>> start INPUT DATA
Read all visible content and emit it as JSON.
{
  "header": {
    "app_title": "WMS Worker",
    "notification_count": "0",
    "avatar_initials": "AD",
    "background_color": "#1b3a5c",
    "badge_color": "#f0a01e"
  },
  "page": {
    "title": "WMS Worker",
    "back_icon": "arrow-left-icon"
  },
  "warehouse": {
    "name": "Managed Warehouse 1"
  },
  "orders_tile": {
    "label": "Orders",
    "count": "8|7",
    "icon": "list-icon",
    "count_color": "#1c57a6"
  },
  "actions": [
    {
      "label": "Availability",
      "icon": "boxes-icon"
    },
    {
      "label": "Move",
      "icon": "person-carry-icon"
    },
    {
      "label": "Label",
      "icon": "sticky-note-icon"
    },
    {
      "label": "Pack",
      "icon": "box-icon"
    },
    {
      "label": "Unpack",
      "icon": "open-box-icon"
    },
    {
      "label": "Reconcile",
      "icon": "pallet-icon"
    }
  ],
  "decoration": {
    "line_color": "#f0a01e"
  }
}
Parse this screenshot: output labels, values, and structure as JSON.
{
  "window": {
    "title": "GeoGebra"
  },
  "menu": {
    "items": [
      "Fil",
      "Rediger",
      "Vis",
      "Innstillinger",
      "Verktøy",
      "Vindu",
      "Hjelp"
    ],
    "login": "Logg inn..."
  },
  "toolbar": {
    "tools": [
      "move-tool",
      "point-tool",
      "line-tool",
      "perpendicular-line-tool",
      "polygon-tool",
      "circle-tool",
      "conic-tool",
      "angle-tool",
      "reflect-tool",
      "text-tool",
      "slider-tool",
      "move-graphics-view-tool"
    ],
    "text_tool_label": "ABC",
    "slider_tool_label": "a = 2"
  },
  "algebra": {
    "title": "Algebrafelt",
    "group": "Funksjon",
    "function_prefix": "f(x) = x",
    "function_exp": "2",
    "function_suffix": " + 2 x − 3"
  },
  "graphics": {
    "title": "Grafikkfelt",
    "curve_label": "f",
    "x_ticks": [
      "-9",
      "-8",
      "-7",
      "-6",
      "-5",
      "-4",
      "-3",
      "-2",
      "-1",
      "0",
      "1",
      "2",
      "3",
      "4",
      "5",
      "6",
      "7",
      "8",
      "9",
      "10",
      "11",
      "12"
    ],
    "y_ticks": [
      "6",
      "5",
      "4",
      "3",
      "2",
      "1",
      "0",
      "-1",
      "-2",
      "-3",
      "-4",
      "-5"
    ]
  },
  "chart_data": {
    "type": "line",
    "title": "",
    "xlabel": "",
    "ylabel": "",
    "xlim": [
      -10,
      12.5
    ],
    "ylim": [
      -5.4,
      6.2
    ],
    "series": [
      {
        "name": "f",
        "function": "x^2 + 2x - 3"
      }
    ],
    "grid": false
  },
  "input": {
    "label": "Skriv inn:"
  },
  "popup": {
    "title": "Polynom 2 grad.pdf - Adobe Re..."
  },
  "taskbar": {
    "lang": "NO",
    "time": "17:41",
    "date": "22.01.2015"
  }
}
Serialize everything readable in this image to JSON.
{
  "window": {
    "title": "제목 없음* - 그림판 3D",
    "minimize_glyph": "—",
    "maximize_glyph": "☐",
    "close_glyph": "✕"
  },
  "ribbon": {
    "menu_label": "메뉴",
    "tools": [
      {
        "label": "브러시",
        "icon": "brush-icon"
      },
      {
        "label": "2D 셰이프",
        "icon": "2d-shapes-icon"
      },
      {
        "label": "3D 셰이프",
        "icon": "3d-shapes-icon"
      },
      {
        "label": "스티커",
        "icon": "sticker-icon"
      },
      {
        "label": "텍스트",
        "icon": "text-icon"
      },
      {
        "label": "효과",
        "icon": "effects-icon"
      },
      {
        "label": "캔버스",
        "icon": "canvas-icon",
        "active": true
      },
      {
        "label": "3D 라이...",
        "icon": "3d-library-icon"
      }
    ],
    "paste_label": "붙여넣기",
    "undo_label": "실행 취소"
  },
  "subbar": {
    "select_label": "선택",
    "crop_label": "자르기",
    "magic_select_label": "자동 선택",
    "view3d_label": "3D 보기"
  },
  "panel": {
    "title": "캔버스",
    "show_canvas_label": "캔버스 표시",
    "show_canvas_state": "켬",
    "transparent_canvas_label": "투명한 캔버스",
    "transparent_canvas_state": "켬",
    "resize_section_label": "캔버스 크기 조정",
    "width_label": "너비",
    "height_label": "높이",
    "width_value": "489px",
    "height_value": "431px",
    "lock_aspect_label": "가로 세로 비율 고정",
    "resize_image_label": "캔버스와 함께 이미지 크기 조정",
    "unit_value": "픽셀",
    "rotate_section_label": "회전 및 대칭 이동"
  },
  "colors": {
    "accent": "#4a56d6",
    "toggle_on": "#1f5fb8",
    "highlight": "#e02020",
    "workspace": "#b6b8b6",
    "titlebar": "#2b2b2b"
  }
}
>> end INPUT DATA
__CHALLENGE__:
Show the lines from the data above that contain the string "JSON".

__OUTPUT__:
Read all visible content and emit it as JSON.
Parse this screenshot: output labels, values, and structure as JSON.
Serialize everything readable in this image to JSON.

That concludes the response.